- WORK ORDER: Hand back the entries below exactly.

**********

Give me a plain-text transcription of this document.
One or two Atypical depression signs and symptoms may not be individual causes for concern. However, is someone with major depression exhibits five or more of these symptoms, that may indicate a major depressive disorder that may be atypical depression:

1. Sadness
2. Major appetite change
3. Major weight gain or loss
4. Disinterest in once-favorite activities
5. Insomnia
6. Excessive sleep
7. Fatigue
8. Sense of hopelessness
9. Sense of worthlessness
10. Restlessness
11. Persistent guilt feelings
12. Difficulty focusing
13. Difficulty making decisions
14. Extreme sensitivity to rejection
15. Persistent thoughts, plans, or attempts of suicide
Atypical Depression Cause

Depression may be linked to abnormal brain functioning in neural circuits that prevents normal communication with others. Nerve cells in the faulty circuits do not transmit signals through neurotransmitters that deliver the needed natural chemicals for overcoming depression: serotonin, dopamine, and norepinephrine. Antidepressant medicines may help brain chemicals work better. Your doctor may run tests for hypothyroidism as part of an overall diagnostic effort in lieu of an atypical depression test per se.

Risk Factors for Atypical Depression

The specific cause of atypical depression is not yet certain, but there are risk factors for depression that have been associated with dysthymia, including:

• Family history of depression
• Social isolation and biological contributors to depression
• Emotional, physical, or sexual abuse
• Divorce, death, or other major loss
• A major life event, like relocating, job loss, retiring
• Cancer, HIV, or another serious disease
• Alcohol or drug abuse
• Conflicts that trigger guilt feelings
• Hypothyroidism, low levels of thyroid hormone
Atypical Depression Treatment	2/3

**********

- ANSWER TO THE EXERCISE:
Give me a plain-text transcription of this document.
One or two Atypical depression signs and symptoms may not be individual causes for concern. However, is someone with major depression exhibits five or more of these symptoms, that may indicate a major depressive disorder that may be atypical depression:

1. Sadness
2. Major appetite change
3. Major weight gain or loss
4. Disinterest in once-favorite activities
5. Insomnia
6. Excessive sleep
7. Fatigue
8. Sense of hopelessness
9. Sense of worthlessness
10. Restlessness
11. Persistent guilt feelings
12. Difficulty focusing
13. Difficulty making decisions
14. Extreme sensitivity to rejection
15. Persistent thoughts, plans, or attempts of suicide
Atypical Depression Cause

Depression may be linked to abnormal brain functioning in neural circuits that prevents normal communication with others. Nerve cells in the faulty circuits do not transmit signals through neurotransmitters that deliver the needed natural chemicals for overcoming depression: serotonin, dopamine, and norepinephrine. Antidepressant medicines may help brain chemicals work better. Your doctor may run tests for hypothyroidism as part of an overall diagnostic effort in lieu of an atypical depression test per se.

Risk Factors for Atypical Depression

The specific cause of atypical depression is not yet certain, but there are risk factors for depression that have been associated with dysthymia, including:

• Family history of depression
• Social isolation and biological contributors to depression
• Emotional, physical, or sexual abuse
• Divorce, death, or other major loss
• A major life event, like relocating, job loss, retiring
• Cancer, HIV, or another serious disease
• Alcohol or drug abuse
• Conflicts that trigger guilt feelings
• Hypothyroidism, low levels of thyroid hormone
Atypical Depression Treatment	2/3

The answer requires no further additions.